>> Begin Data to process

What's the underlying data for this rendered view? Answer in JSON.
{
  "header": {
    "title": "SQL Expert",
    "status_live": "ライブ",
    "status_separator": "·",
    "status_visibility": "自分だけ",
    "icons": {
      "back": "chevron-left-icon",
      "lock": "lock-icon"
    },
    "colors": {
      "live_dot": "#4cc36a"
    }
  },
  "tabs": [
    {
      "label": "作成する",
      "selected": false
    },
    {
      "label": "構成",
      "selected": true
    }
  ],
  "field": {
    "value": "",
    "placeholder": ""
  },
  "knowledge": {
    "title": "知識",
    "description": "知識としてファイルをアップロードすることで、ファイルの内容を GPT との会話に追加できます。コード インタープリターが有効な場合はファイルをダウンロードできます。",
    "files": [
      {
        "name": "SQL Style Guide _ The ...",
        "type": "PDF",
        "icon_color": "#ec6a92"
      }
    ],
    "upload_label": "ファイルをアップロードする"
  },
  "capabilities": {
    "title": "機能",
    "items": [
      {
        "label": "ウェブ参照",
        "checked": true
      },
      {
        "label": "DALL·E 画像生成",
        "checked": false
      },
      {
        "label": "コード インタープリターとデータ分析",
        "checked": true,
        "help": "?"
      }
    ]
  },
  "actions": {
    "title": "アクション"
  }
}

>> End Data to process

◆ **Aim**: Using the data above, reproduce every line exactly.

◆ **Response to this task**:
What's the underlying data for this rendered view? Answer in JSON.
{
  "header": {
    "title": "SQL Expert",
    "status_live": "ライブ",
    "status_separator": "·",
    "status_visibility": "自分だけ",
    "icons": {
      "back": "chevron-left-icon",
      "lock": "lock-icon"
    },
    "colors": {
      "live_dot": "#4cc36a"
    }
  },
  "tabs": [
    {
      "label": "作成する",
      "selected": false
    },
    {
      "label": "構成",
      "selected": true
    }
  ],
  "field": {
    "value": "",
    "placeholder": ""
  },
  "knowledge": {
    "title": "知識",
    "description": "知識としてファイルをアップロードすることで、ファイルの内容を GPT との会話に追加できます。コード インタープリターが有効な場合はファイルをダウンロードできます。",
    "files": [
      {
        "name": "SQL Style Guide _ The ...",
        "type": "PDF",
        "icon_color": "#ec6a92"
      }
    ],
    "upload_label": "ファイルをアップロードする"
  },
  "capabilities": {
    "title": "機能",
    "items": [
      {
        "label": "ウェブ参照",
        "checked": true
      },
      {
        "label": "DALL·E 画像生成",
        "checked": false
      },
      {
        "label": "コード インタープリターとデータ分析",
        "checked": true,
        "help": "?"
      }
    ]
  },
  "actions": {
    "title": "アクション"
  }
}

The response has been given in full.